Data entries
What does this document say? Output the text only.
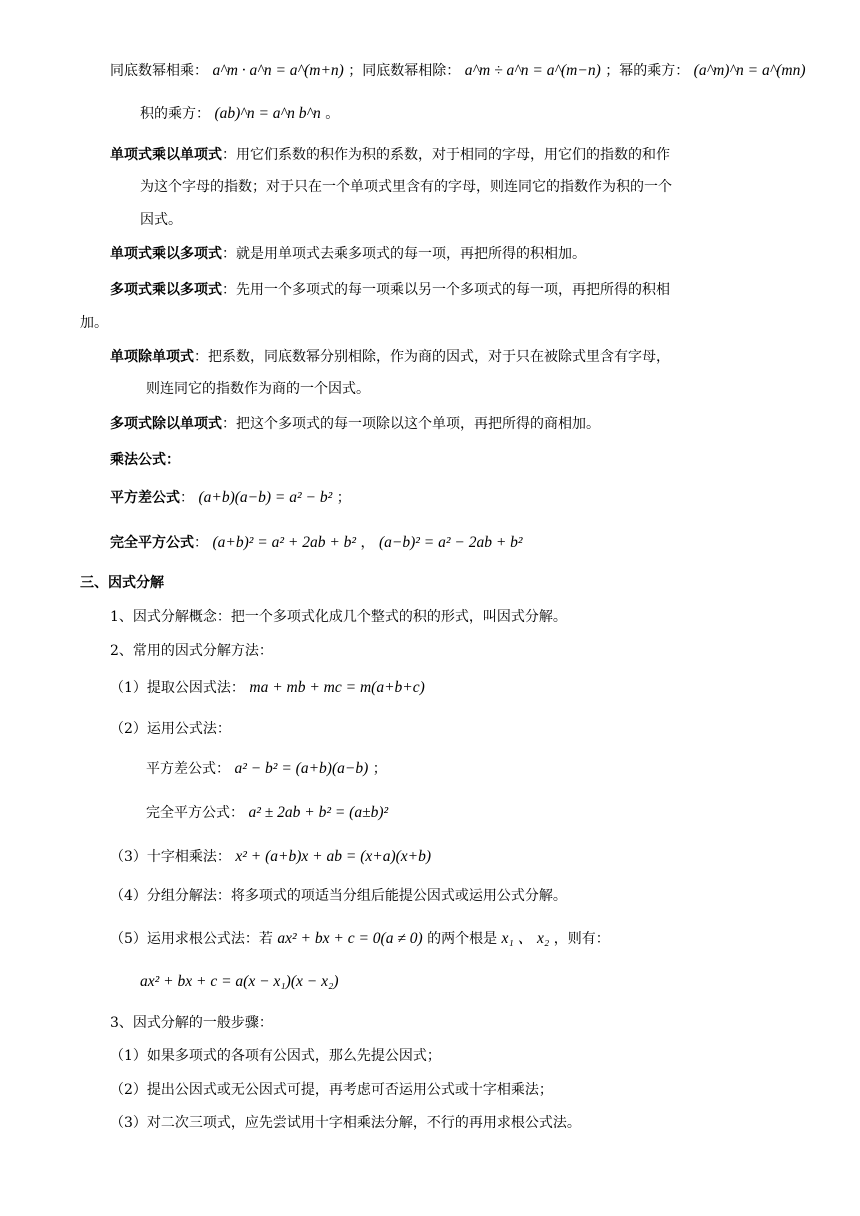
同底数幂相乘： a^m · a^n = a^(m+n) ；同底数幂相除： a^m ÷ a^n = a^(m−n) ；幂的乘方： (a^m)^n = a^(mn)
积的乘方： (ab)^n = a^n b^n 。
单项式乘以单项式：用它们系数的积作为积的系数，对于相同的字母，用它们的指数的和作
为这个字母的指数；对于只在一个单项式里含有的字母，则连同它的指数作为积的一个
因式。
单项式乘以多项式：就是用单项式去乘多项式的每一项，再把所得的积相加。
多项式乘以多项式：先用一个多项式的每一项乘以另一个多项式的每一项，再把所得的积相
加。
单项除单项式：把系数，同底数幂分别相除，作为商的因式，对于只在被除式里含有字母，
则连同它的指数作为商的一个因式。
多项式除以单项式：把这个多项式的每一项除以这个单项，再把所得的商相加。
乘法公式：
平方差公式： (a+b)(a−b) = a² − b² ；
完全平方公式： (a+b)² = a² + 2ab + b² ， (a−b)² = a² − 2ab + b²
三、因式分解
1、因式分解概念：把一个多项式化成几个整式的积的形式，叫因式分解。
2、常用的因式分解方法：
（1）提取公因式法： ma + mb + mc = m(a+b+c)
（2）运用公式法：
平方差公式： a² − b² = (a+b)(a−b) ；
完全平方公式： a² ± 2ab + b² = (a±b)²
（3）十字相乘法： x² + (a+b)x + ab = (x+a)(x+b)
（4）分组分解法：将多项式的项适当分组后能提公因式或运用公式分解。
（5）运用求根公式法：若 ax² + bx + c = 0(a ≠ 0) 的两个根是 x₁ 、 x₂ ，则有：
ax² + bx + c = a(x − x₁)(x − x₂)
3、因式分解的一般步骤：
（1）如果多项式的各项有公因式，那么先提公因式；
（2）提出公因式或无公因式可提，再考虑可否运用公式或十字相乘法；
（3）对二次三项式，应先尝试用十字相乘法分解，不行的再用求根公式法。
...
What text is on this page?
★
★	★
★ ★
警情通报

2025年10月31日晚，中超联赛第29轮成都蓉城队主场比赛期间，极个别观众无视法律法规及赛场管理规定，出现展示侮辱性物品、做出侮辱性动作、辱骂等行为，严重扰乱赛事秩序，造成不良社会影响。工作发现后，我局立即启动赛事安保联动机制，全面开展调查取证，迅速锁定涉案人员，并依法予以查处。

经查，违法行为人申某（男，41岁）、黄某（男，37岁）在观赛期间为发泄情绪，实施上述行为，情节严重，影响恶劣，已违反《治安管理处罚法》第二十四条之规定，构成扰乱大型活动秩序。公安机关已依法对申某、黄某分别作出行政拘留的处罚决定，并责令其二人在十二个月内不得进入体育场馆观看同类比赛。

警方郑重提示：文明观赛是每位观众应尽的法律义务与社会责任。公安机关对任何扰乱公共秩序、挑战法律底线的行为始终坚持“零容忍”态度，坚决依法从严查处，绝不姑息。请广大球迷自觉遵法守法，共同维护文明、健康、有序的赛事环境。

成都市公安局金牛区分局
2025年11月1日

Goal of the exercise - Indicate how many lines of the material include the word "What"; the number alone is required.

Result below - 2